Tonone is free and MIT-licensed. Install it once and all agents, including Folk, are available in your Claude Code session immediately. You pay only for Claude Code token usage during the work itself. Start with folk-recon to get an honest picture of your people systems before building anything new. If you are making a headcount decision right now, run folk-migrate on the role before posting the job description. If you have engineers asking about compensation or equity, run folk-comp to produce a defensible framework before the next conversation.

1. Add to marketplace

$ claude plugin marketplace add tonone-ai/tonone

2. Install Folk

$ claude plugin install folk@tonone-ai

Frequently asked questions

What does Tonone's Folk agent do?
Folk is Tonone's AI People Ops Engineer. It audits org design, hiring pipeline health, and compensation frameworks; designs org structure and headcount plans; builds structured hiring pipelines with interview scorecards; designs compensation frameworks with salary bands and leveling criteria; creates role-specific onboarding playbooks with 30-60-90 success criteria; builds performance management systems and career ladders; plans human-to-agent migration for roles with high automation potential; and documents company culture in operational behavioral terms.
What is the folk-migrate skill and how does it work?

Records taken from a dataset
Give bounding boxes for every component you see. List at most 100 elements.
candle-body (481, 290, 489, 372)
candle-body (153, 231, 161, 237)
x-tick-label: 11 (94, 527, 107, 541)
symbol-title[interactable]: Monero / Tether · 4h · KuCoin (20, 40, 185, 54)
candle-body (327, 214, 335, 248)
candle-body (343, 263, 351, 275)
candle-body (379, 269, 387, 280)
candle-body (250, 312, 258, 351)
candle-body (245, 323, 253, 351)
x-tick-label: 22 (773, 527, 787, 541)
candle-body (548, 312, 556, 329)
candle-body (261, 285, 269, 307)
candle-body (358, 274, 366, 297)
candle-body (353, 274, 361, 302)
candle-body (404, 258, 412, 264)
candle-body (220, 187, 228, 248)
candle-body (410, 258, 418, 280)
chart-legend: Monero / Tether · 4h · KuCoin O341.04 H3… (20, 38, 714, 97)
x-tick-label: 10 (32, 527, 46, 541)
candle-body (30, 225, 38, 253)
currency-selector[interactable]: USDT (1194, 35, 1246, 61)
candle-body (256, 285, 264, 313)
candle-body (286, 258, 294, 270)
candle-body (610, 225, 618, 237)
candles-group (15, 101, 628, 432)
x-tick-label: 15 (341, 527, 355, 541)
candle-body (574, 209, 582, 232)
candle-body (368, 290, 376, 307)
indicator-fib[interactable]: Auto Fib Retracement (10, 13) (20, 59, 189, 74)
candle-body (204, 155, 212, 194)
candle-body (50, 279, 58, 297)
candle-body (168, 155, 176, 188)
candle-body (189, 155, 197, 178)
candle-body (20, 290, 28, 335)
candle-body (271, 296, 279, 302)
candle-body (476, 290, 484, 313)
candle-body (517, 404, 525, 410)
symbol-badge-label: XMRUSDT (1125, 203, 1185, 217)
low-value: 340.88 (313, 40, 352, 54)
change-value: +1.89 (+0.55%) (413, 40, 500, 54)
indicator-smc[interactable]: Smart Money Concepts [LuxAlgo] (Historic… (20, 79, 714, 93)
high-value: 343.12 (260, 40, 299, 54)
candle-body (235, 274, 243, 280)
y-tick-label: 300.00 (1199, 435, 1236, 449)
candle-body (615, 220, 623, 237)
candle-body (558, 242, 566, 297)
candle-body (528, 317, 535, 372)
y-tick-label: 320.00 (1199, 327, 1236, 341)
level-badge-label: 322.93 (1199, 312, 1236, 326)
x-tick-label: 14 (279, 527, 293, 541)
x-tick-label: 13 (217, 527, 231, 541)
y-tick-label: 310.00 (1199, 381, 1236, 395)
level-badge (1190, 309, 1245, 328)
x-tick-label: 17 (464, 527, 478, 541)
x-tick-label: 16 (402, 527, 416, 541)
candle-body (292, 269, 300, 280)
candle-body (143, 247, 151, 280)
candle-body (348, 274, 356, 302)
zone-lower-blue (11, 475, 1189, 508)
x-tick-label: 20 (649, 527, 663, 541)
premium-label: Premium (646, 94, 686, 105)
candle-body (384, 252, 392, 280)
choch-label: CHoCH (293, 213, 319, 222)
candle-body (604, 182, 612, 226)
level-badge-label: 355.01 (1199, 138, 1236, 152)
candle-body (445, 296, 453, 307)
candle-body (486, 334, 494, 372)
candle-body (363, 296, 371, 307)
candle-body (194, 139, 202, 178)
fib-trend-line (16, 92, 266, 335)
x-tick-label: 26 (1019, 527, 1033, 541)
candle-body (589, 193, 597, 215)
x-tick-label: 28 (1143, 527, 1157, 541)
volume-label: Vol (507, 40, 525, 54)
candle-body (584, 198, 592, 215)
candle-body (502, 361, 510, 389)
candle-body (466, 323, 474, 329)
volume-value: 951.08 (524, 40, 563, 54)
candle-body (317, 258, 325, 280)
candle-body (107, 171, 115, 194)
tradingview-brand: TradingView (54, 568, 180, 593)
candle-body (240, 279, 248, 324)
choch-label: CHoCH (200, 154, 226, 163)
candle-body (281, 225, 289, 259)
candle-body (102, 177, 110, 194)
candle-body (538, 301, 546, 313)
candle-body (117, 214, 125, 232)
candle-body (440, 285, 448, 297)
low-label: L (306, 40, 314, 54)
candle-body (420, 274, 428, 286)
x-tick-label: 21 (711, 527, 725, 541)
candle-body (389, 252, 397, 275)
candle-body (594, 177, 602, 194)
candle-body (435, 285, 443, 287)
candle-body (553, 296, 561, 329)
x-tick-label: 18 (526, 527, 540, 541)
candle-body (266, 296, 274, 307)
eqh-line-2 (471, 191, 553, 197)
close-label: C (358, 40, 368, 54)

§ **Work task A**:
Answer these questions about the text on Tonone's Folk agent:
(i) Under what license is Tonone released?
(ii) What command installs Folk?
(iii) What success criteria do Folk's onboarding playbooks include?
§ **Work task B**: Summarize the text on Tonone's Folk agent in two sentences.
§ **Work task C**: Please carry the text on Tonone's Folk agent forward from its last sentence.
The lines from the dataset aren't needed here.

§ **Expected output A**:
(i) MIT
(ii) $ claude plugin install folk@tonone-ai
(iii) 30-60-90 success criteria

§ **Expected output B**: Tonone is free and MIT-licensed, and once it is installed, all of its agents, including Folk, are available in a Claude Code session, with the only cost being Claude Code token usage. Folk is Tonone's AI People Ops Engineer, which audits and designs org structure, hiring, compensation, onboarding, performance systems, human-to-agent migration, and culture documentation.

§ **Expected output C**:
folk-migrate is Folk's human-to-agent migration planning skill. It audits roles in the organization for automation potential by examining what proportion of each role's work is information processing, status tracking, and document production (high automation potential) versus relationship management, judgment under ambiguity, and creative problem-solving (lower automation potential). For roles with high automation potential, it designs a transition playbook specifying which Tonone agents replace which work streams, what the redesigned human role looks like, and what the cost and capacity model is at steady state. The output is a sequenced migration roadmap with success criteria and rollback plans at each phase.
How does Folk's compensation framework design work?
The folk-comp skill designs a compensation framework from first principles: salary bands by level and function calibrated to a defined market percentile target, equity guidelines connecting grant size to level and company stage, a leveling rubric defining what each level means in scope and impact terms, and a placement framework governing where within a band individuals are placed based on scope match and performance evidence. The framework also produces the compensation narrative managers can use in offer and comp review conversations.
How is Folk different from BambooHR or Rippling?
BambooHR and Rippling store and automate people operations workflows: they track headcount, run review cycles, automate onboarding task assignment, and manage employee records. They do not design the org structure, compensation framework, career ladders, or hiring pipelines that those workflows operate on. Folk designs those systems. It is the planning and architecture layer; HRIS platforms are the execution and record-keeping layer.
Can Folk help a 50-person startup that has never had formal HR?
Yes. Folk is specifically designed for the stage between informal founder-led people management and a full HR department. Run folk-recon first to get a health brief identifying the highest-priority gaps. For most companies at this stage, the sequence is: folk-comp to address immediate pay equity risk, folk-hire to standardize the hiring process before the next hiring wave, folk-onboard to improve ramp time for people already joining, and folk-migrate to make the next headcount decision with a clear view of what should be a human role versus an agent configuration.